[start]

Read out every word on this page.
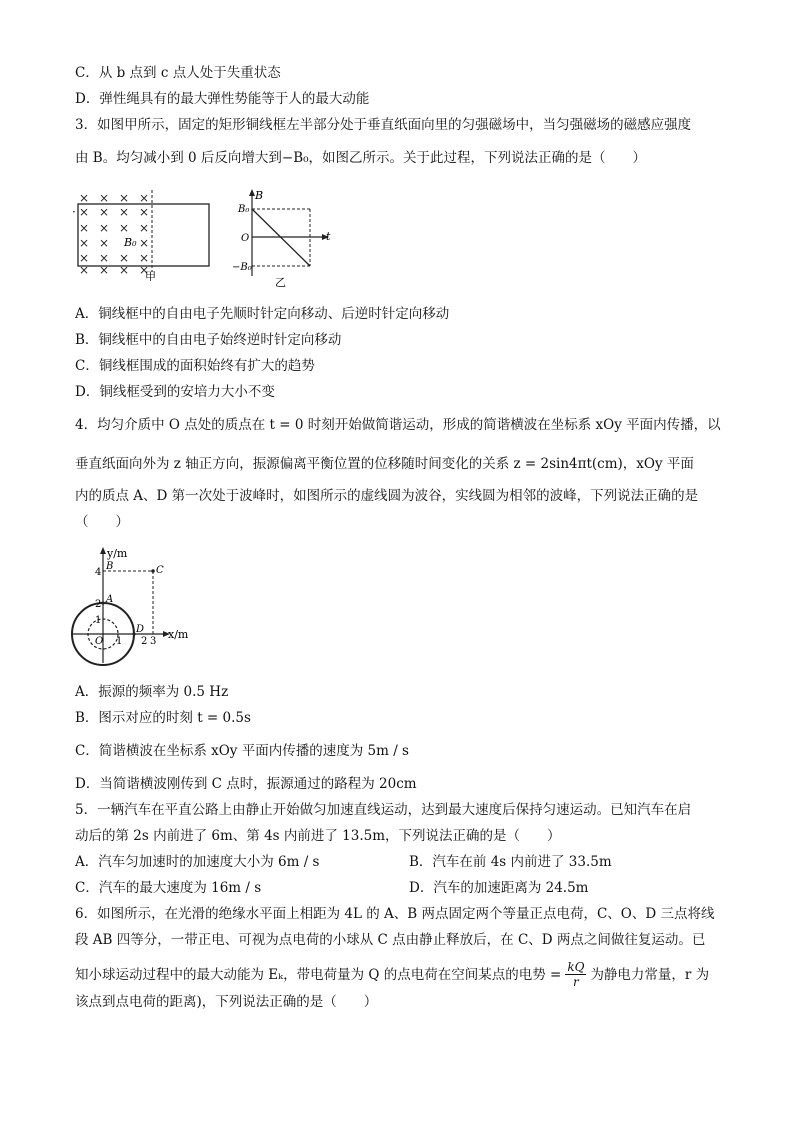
C．从 b 点到 c 点人处于失重状态
D．弹性绳具有的最大弹性势能等于人的最大动能
3．如图甲所示，固定的矩形铜线框左半部分处于垂直纸面向里的匀强磁场中，当匀强磁场的磁感应强度
由 B。均匀减小到 0 后反向增大到−B₀，如图乙所示。关于此过程，下列说法正确的是（　　）
× × × ×
· × × × ×
× × × ×
× × ×
× × × ×
× × × ×
B₀
甲
B
t
B₀
O
−B₀
乙
A．铜线框中的自由电子先顺时针定向移动、后逆时针定向移动
B．铜线框中的自由电子始终逆时针定向移动
C．铜线框围成的面积始终有扩大的趋势
D．铜线框受到的安培力大小不变
4．均匀介质中 O 点处的质点在 t = 0 时刻开始做简谐运动，形成的简谐横波在坐标系 xOy 平面内传播，以
垂直纸面向外为 z 轴正方向，振源偏离平衡位置的位移随时间变化的关系 z = 2sin4πt(cm)，xOy 平面
内的质点 A、D 第一次处于波峰时，如图所示的虚线圆为波谷，实线圆为相邻的波峰，下列说法正确的是
（　　）
y/m
x/m
B	C
A
D
O
4
2
1
1 2 3
A．振源的频率为 0.5 Hz
B．图示对应的时刻 t = 0.5s
C．简谐横波在坐标系 xOy 平面内传播的速度为 5m / s
D．当简谐横波刚传到 C 点时，振源通过的路程为 20cm
5．一辆汽车在平直公路上由静止开始做匀加速直线运动，达到最大速度后保持匀速运动。已知汽车在启
动后的第 2s 内前进了 6m、第 4s 内前进了 13.5m，下列说法正确的是（　　）
A．汽车匀加速时的加速度大小为 6m / s	B．汽车在前 4s 内前进了 33.5m
C．汽车的最大速度为 16m / s	D．汽车的加速距离为 24.5m
6．如图所示，在光滑的绝缘水平面上相距为 4L 的 A、B 两点固定两个等量正点电荷，C、O、D 三点将线
段 AB 四等分，一带正电、可视为点电荷的小球从 C 点由静止释放后，在 C、D 两点之间做往复运动。已
知小球运动过程中的最大动能为 Eₖ，带电荷量为 Q 的点电荷在空间某点的电势 = $\frac{kQ}{r}$ 为静电力常量，r 为
该点到点电荷的距离)，下列说法正确的是（　　）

[end]

| TASK BRIEF |
Report every line in the data above in which the word "下列说法正确的是" appears.

| TASK OUTPUT |
由 B。均匀减小到 0 后反向增大到−B₀，如图乙所示。关于此过程，下列说法正确的是（　　）
内的质点 A、D 第一次处于波峰时，如图所示的虚线圆为波谷，实线圆为相邻的波峰，下列说法正确的是
动后的第 2s 内前进了 6m、第 4s 内前进了 13.5m，下列说法正确的是（　　）
该点到点电荷的距离)，下列说法正确的是（　　）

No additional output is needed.